Exercise instructions ▸
Pictures do not belong in your copy. Repeat all the other data exactly.

================

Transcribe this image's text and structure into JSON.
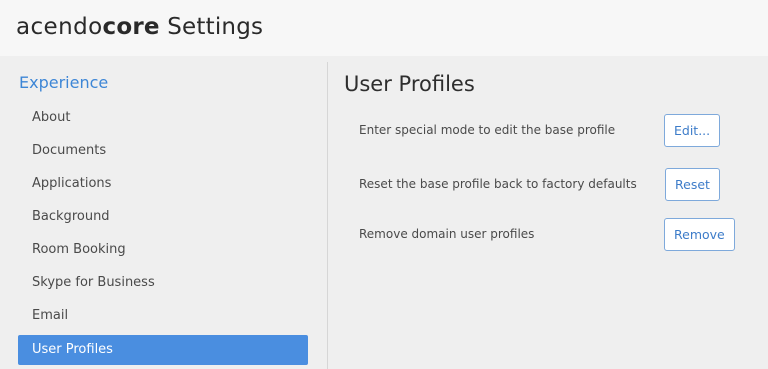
{
  "window": {
    "logo_light": "acendo",
    "logo_bold": "core",
    "title_text": "Settings"
  },
  "sidebar": {
    "heading": "Experience",
    "items": [
      {
        "label": "About",
        "active": false
      },
      {
        "label": "Documents",
        "active": false
      },
      {
        "label": "Applications",
        "active": false
      },
      {
        "label": "Background",
        "active": false
      },
      {
        "label": "Room Booking",
        "active": false
      },
      {
        "label": "Skype for Business",
        "active": false
      },
      {
        "label": "Email",
        "active": false
      },
      {
        "label": "User Profiles",
        "active": true
      }
    ]
  },
  "main": {
    "title": "User Profiles",
    "rows": [
      {
        "description": "Enter special mode to edit the base profile",
        "button": "Edit..."
      },
      {
        "description": "Reset the base profile back to factory defaults",
        "button": "Reset"
      },
      {
        "description": "Remove domain user profiles",
        "button": "Remove"
      }
    ]
  },
  "colors": {
    "accent": "#4a8ee0",
    "heading_blue": "#3d86d6",
    "button_border": "#7ea9db"
  }
}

================

Task response ▸
Transcribe this image's text and structure into JSON.
{
  "window": {
    "logo_light": "acendo",
    "logo_bold": "core",
    "title_text": "Settings"
  },
  "sidebar": {
    "heading": "Experience",
    "items": [
      {
        "label": "About",
        "active": false
      },
      {
        "label": "Documents",
        "active": false
      },
      {
        "label": "Applications",
        "active": false
      },
      {
        "label": "Background",
        "active": false
      },
      {
        "label": "Room Booking",
        "active": false
      },
      {
        "label": "Skype for Business",
        "active": false
      },
      {
        "label": "Email",
        "active": false
      },
      {
        "label": "User Profiles",
        "active": true
      }
    ]
  },
  "main": {
    "title": "User Profiles",
    "rows": [
      {
        "description": "Enter special mode to edit the base profile",
        "button": "Edit..."
      },
      {
        "description": "Reset the base profile back to factory defaults",
        "button": "Reset"
      },
      {
        "description": "Remove domain user profiles",
        "button": "Remove"
      }
    ]
  },
  "colors": {
    "accent": "#4a8ee0",
    "heading_blue": "#3d86d6",
    "button_border": "#7ea9db"
  }
}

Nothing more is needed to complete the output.